STATED TASK
Report the number of lines that hold the string "types". Leave out any other text.
___ RECORD EXTRACTS
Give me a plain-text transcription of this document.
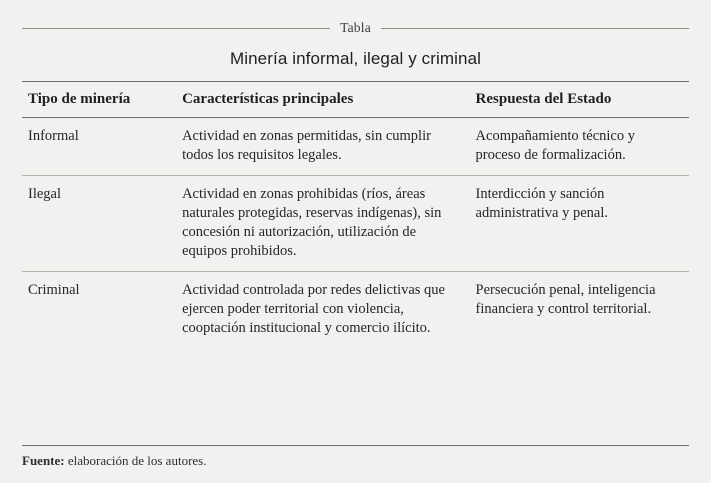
Tabla
Minería informal, ilegal y criminal
Tipo de minería	Características principales	Respuesta del Estado
Informal	Actividad en zonas permitidas, sin cumplir todos los requisitos legales.	Acompañamiento técnico y proceso de formalización.
Ilegal	Actividad en zonas prohibidas (ríos, áreas naturales protegidas, reservas indígenas), sin concesión ni autorización, utilización de equipos prohibidos.	Interdicción y sanción administrativa y penal.
Criminal	Actividad controlada por redes delictivas que ejercen poder territorial con violencia, cooptación institucional y comercio ilícito.	Persecución penal, inteligencia financiera y control territorial.
Fuente: elaboración de los autores.
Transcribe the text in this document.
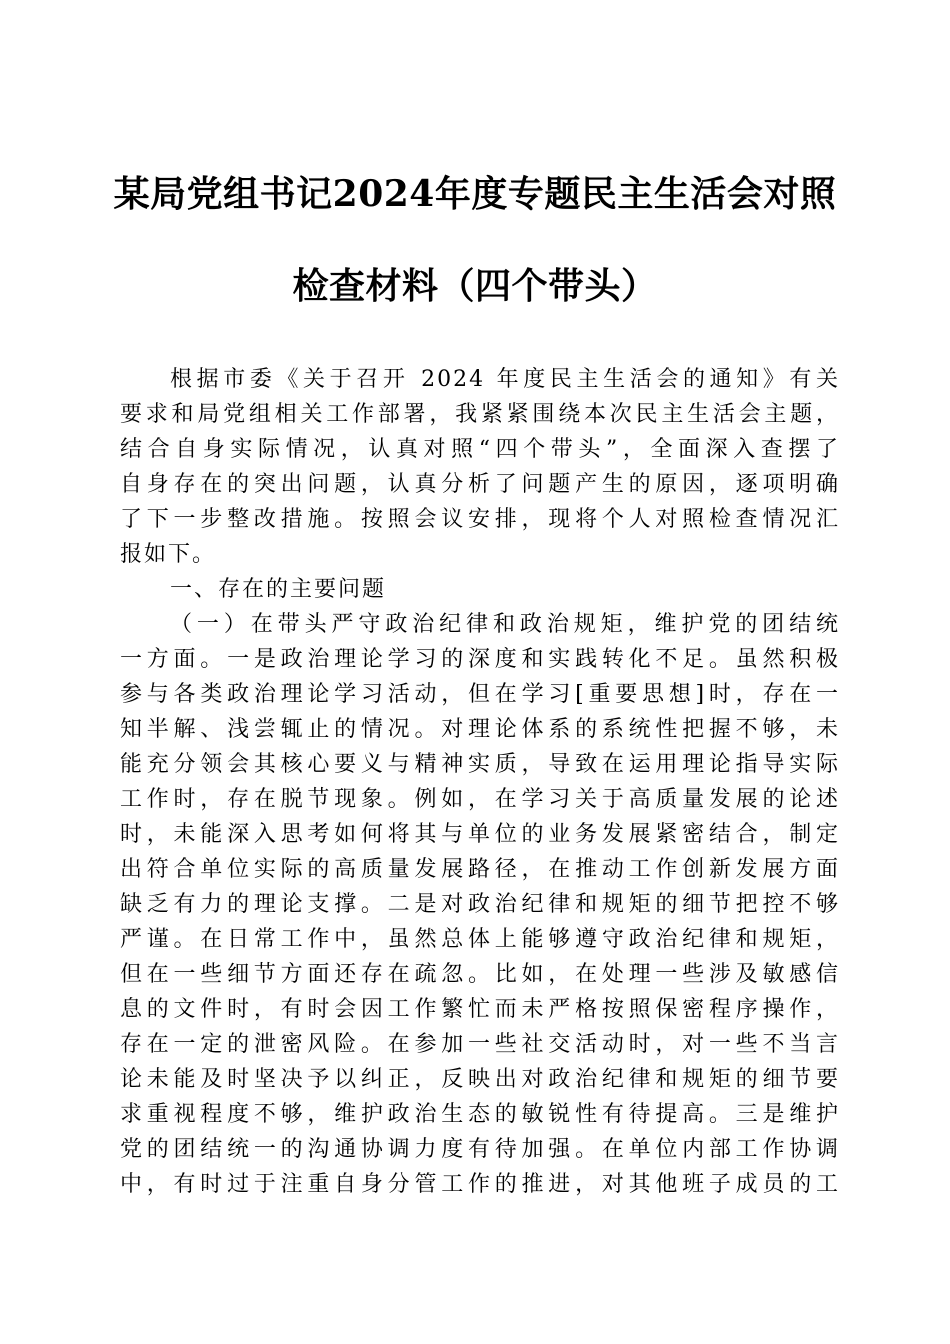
某局党组书记2024年度专题民主生活会对照
检查材料（四个带头）
根据市委《关于召开 2024 年度民主生活会的通知》有关
要求和局党组相关工作部署，我紧紧围绕本次民主生活会主题，
结合自身实际情况，认真对照“四个带头”，全面深入查摆了
自身存在的突出问题，认真分析了问题产生的原因，逐项明确
了下一步整改措施。按照会议安排，现将个人对照检查情况汇
报如下。
一、存在的主要问题
（一）在带头严守政治纪律和政治规矩，维护党的团结统
一方面。一是政治理论学习的深度和实践转化不足。虽然积极
参与各类政治理论学习活动，但在学习[重要思想]时，存在一
知半解、浅尝辄止的情况。对理论体系的系统性把握不够，未
能充分领会其核心要义与精神实质，导致在运用理论指导实际
工作时，存在脱节现象。例如，在学习关于高质量发展的论述
时，未能深入思考如何将其与单位的业务发展紧密结合，制定
出符合单位实际的高质量发展路径，在推动工作创新发展方面
缺乏有力的理论支撑。二是对政治纪律和规矩的细节把控不够
严谨。在日常工作中，虽然总体上能够遵守政治纪律和规矩，
但在一些细节方面还存在疏忽。比如，在处理一些涉及敏感信
息的文件时，有时会因工作繁忙而未严格按照保密程序操作，
存在一定的泄密风险。在参加一些社交活动时，对一些不当言
论未能及时坚决予以纠正，反映出对政治纪律和规矩的细节要
求重视程度不够，维护政治生态的敏锐性有待提高。三是维护
党的团结统一的沟通协调力度有待加强。在单位内部工作协调
中，有时过于注重自身分管工作的推进，对其他班子成员的工
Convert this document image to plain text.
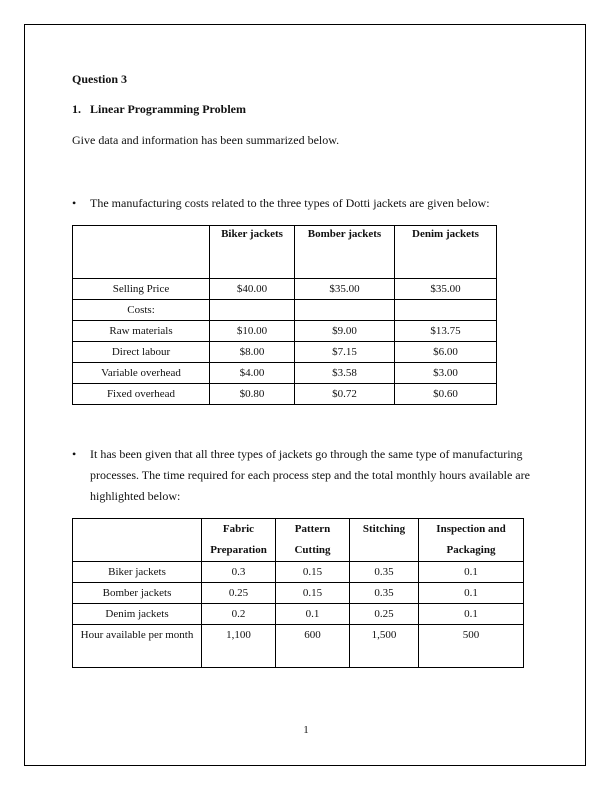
Question 3
1. Linear Programming Problem
Give data and information has been summarized below.
• The manufacturing costs related to the three types of Dotti jackets are given below:
	Biker jackets	Bomber jackets	Denim jackets
Selling Price	$40.00	$35.00	$35.00
Costs:			
Raw materials	$10.00	$9.00	$13.75
Direct labour	$8.00	$7.15	$6.00
Variable overhead	$4.00	$3.58	$3.00
Fixed overhead	$0.80	$0.72	$0.60
• It has been given that all three types of jackets go through the same type of manufacturing processes. The time required for each process step and the total monthly hours available are highlighted below:
	Fabric Preparation	Pattern Cutting	Stitching	Inspection and Packaging
Biker jackets	0.3	0.15	0.35	0.1
Bomber jackets	0.25	0.15	0.35	0.1
Denim jackets	0.2	0.1	0.25	0.1
Hour available per month	1,100	600	1,500	500
1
______
TASK SOLUTION
2